__DATA SUPPLIED__.

§

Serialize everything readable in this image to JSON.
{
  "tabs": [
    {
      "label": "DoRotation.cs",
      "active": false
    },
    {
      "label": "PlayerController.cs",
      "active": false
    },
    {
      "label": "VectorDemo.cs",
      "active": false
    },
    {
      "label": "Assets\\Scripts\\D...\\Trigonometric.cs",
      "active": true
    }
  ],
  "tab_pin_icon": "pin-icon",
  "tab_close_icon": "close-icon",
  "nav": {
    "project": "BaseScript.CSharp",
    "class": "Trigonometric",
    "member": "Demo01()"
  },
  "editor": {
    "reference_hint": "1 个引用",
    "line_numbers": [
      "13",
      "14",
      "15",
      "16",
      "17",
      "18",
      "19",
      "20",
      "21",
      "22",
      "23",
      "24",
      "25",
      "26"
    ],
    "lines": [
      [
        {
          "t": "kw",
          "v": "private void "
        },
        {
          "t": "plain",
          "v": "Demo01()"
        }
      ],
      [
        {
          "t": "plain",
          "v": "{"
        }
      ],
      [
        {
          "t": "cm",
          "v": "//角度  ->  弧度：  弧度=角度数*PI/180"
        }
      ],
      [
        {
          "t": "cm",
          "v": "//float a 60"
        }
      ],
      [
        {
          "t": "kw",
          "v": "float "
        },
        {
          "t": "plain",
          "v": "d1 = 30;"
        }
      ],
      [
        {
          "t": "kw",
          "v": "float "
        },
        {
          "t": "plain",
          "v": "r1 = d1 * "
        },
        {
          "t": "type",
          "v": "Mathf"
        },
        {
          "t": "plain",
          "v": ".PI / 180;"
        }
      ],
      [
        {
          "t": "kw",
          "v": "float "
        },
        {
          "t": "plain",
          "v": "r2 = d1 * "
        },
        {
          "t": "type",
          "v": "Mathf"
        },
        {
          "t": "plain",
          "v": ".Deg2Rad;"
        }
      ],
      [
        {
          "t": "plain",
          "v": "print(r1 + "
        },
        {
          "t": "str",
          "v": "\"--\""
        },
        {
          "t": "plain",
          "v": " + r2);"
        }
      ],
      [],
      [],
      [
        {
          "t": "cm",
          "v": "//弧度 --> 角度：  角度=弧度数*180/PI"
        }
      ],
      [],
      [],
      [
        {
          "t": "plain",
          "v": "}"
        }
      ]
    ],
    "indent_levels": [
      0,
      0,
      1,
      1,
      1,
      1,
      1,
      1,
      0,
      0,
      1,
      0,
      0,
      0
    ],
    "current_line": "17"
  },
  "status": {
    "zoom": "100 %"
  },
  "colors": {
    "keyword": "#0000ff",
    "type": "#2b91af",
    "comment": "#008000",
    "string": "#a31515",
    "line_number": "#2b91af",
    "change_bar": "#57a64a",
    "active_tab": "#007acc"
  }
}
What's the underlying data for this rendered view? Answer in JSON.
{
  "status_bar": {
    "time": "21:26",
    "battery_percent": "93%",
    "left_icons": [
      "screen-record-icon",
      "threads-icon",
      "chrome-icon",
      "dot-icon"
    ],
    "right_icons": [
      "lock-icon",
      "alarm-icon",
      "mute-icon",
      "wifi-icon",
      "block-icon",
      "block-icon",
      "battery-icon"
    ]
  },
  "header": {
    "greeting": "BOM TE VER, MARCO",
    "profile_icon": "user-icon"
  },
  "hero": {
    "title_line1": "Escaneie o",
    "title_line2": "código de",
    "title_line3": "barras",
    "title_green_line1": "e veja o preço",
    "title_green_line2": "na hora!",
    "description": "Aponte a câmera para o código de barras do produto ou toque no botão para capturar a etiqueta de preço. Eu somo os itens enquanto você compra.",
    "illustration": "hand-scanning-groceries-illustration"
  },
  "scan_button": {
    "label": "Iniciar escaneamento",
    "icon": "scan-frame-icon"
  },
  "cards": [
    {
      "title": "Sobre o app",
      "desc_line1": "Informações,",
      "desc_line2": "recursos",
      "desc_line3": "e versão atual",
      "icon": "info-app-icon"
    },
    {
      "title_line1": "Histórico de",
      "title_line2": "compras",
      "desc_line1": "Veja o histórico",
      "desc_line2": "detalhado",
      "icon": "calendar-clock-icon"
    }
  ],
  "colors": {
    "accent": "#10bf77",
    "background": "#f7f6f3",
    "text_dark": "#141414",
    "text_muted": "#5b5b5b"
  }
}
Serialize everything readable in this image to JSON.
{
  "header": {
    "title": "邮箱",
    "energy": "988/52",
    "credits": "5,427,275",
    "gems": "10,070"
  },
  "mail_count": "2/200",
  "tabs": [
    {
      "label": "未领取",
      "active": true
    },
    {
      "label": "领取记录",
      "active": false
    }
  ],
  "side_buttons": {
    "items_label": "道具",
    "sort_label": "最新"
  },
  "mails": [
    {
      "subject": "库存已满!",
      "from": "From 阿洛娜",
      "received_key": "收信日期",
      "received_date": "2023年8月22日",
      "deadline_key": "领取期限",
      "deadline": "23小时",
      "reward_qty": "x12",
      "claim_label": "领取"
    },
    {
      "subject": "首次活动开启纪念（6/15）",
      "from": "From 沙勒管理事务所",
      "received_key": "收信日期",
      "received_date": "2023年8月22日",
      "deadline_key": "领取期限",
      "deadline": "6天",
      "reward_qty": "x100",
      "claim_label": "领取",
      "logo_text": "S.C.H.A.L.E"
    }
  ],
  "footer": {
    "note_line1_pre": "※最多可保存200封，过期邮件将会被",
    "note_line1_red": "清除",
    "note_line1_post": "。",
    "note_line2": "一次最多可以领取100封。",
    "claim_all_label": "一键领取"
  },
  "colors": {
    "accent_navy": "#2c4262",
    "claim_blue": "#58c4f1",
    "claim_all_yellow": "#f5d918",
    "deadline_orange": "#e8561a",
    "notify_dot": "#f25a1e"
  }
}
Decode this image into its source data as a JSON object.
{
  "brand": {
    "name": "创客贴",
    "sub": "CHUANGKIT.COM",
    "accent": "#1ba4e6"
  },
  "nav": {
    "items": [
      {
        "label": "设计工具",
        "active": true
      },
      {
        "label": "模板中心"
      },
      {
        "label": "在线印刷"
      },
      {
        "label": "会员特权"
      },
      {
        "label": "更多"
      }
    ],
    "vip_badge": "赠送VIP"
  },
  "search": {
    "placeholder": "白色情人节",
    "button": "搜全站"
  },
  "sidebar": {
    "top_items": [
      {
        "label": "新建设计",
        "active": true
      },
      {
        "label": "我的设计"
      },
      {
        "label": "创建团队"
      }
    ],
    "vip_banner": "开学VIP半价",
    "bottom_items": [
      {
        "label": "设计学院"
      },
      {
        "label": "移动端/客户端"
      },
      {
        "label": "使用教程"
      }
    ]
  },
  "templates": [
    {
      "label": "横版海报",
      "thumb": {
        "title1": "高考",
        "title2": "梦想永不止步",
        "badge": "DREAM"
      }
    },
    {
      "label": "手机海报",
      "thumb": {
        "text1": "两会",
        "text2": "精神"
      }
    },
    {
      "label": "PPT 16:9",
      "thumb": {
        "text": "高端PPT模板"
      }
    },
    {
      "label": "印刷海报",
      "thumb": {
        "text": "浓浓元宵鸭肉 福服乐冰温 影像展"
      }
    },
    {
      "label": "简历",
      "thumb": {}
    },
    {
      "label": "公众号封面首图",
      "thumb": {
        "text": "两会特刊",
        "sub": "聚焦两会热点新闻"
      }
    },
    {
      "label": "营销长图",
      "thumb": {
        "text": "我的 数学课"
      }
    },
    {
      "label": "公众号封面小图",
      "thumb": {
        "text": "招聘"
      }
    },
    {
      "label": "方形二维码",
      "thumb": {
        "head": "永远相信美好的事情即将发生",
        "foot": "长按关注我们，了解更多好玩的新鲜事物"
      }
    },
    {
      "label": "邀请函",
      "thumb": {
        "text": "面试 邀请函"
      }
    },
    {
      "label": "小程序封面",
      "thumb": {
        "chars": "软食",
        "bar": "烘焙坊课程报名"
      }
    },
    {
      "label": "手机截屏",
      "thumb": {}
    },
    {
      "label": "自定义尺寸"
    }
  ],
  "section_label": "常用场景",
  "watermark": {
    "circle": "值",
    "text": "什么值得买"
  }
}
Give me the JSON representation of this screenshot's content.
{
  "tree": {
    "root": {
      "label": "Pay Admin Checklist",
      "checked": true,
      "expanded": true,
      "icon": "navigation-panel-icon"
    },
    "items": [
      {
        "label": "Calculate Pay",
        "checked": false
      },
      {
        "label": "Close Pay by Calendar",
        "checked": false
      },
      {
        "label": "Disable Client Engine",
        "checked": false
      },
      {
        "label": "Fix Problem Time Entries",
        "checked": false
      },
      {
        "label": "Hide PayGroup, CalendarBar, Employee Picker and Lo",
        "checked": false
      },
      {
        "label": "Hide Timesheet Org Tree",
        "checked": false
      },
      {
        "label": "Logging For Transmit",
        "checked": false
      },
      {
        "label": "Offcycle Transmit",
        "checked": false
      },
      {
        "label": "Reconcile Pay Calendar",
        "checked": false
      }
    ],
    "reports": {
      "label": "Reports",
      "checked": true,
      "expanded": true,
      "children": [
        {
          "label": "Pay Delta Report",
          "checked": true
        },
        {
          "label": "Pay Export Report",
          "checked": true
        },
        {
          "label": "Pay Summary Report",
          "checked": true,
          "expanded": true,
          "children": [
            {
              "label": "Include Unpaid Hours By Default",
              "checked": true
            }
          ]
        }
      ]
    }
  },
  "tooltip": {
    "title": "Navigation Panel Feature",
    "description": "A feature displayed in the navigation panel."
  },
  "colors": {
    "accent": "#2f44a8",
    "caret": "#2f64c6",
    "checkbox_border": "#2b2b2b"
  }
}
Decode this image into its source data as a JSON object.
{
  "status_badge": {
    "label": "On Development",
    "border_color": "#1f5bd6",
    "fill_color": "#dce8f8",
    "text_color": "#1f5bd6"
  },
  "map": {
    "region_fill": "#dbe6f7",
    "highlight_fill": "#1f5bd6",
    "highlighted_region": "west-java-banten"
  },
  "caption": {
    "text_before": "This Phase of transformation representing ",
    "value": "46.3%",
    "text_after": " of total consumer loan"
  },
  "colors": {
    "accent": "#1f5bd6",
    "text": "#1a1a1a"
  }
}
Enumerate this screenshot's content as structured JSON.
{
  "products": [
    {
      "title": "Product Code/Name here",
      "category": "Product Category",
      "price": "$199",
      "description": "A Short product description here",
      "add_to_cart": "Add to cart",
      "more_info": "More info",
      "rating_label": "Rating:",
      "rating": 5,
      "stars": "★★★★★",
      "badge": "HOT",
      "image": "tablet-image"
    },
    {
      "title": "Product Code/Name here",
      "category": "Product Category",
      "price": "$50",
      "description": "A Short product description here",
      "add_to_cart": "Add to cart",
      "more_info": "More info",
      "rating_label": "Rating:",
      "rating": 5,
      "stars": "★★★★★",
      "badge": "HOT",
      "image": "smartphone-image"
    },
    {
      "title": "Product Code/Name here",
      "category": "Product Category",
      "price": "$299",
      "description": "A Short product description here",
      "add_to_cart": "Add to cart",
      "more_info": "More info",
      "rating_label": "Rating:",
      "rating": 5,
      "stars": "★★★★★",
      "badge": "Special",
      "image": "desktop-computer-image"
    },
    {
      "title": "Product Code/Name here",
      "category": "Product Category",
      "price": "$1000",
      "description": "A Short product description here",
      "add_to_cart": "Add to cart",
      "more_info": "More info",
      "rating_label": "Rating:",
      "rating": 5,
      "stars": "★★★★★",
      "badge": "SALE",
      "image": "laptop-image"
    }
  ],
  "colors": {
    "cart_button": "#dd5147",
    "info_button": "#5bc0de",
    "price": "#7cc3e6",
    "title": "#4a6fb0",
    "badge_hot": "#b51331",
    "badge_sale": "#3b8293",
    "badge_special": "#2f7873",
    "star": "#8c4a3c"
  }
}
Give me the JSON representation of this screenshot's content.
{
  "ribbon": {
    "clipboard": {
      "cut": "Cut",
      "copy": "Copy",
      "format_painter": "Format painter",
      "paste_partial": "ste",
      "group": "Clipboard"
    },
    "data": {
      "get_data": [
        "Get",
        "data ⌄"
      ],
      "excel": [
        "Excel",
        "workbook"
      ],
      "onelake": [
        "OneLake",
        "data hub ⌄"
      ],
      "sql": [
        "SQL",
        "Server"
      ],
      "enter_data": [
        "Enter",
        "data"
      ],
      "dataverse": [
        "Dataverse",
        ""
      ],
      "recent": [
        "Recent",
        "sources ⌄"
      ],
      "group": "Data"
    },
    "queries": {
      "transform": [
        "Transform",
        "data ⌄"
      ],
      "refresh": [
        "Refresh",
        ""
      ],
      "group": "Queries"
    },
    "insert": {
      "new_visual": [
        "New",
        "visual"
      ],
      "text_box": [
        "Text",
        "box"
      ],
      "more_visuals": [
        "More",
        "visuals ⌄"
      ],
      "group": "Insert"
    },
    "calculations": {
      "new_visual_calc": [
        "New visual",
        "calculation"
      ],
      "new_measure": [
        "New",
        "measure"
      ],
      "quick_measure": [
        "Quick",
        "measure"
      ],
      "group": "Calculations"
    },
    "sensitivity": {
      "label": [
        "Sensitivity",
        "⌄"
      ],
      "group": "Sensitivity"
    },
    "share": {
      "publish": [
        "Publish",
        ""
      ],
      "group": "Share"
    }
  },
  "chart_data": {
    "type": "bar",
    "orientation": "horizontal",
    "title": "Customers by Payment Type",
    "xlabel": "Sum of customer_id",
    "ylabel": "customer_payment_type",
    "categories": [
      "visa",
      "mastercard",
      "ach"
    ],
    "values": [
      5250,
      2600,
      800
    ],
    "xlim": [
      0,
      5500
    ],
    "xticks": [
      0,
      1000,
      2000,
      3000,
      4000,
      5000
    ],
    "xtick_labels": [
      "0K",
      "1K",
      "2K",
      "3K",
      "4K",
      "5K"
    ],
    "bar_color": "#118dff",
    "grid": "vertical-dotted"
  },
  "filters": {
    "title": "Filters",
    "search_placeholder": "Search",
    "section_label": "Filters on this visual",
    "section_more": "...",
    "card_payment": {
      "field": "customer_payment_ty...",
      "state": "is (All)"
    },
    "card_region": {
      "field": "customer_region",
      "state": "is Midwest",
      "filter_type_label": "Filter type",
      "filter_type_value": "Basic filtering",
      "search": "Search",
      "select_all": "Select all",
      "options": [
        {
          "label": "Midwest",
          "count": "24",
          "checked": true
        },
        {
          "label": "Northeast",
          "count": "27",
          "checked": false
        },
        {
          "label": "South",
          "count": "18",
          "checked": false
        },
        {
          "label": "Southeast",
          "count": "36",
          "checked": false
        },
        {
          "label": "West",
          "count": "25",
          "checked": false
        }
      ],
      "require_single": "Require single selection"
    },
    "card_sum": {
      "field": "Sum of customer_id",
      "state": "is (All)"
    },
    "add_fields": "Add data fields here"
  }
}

§

__OBJECTIVE__.
Review the preceding data and report every line that includes the string "barras".

__RESPONSE FOR THIS EXERCISE__.
    "title_line3": "barras",
    "description": "Aponte a câmera para o código de barras do produto ou toque no botão para capturar a etiqueta de preço. Eu somo os itens enquanto você compra.",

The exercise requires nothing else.